What is expected
Starting at the line with "Output the text content of this document." in it, reproduce each line below through the last one, exactly, and include nothing else.

________________________________________

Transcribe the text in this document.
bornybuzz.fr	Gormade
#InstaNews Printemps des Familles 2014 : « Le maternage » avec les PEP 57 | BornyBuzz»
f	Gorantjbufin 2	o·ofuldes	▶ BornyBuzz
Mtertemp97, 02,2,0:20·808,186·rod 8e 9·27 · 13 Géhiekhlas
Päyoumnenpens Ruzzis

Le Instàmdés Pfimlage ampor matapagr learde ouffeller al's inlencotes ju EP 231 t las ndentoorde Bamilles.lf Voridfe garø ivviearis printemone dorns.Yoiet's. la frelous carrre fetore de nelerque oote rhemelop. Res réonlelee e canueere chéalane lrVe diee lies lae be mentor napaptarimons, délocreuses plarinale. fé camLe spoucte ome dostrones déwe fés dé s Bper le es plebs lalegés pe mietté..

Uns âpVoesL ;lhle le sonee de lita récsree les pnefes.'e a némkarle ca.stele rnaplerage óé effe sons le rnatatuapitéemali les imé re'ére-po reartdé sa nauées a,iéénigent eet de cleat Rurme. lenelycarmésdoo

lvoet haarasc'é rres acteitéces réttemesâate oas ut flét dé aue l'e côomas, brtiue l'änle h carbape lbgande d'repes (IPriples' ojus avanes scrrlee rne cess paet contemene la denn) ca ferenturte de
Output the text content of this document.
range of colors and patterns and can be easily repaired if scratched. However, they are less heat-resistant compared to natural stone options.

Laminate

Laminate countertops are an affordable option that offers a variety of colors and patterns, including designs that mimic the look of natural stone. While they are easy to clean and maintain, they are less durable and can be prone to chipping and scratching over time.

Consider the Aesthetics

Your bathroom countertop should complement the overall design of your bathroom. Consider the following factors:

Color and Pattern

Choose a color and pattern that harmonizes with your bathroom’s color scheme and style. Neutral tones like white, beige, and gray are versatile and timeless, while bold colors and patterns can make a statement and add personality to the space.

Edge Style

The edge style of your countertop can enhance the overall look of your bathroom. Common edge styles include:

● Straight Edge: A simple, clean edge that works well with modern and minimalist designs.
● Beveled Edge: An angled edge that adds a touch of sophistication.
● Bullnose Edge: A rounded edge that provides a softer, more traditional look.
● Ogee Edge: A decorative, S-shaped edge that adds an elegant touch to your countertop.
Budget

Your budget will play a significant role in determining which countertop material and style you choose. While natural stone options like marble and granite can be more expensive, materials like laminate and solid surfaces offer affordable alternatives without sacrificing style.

________________________________________

Exercise solution
Output the text content of this document.
range of colors and patterns and can be easily repaired if scratched. However, they are less heat-resistant compared to natural stone options.

Laminate

Laminate countertops are an affordable option that offers a variety of colors and patterns, including designs that mimic the look of natural stone. While they are easy to clean and maintain, they are less durable and can be prone to chipping and scratching over time.

Consider the Aesthetics

Your bathroom countertop should complement the overall design of your bathroom. Consider the following factors:

Color and Pattern

Choose a color and pattern that harmonizes with your bathroom’s color scheme and style. Neutral tones like white, beige, and gray are versatile and timeless, while bold colors and patterns can make a statement and add personality to the space.

Edge Style

The edge style of your countertop can enhance the overall look of your bathroom. Common edge styles include:

● Straight Edge: A simple, clean edge that works well with modern and minimalist designs.
● Beveled Edge: An angled edge that adds a touch of sophistication.
● Bullnose Edge: A rounded edge that provides a softer, more traditional look.
● Ogee Edge: A decorative, S-shaped edge that adds an elegant touch to your countertop.
Budget

Your budget will play a significant role in determining which countertop material and style you choose. While natural stone options like marble and granite can be more expensive, materials like laminate and solid surfaces offer affordable alternatives without sacrificing style.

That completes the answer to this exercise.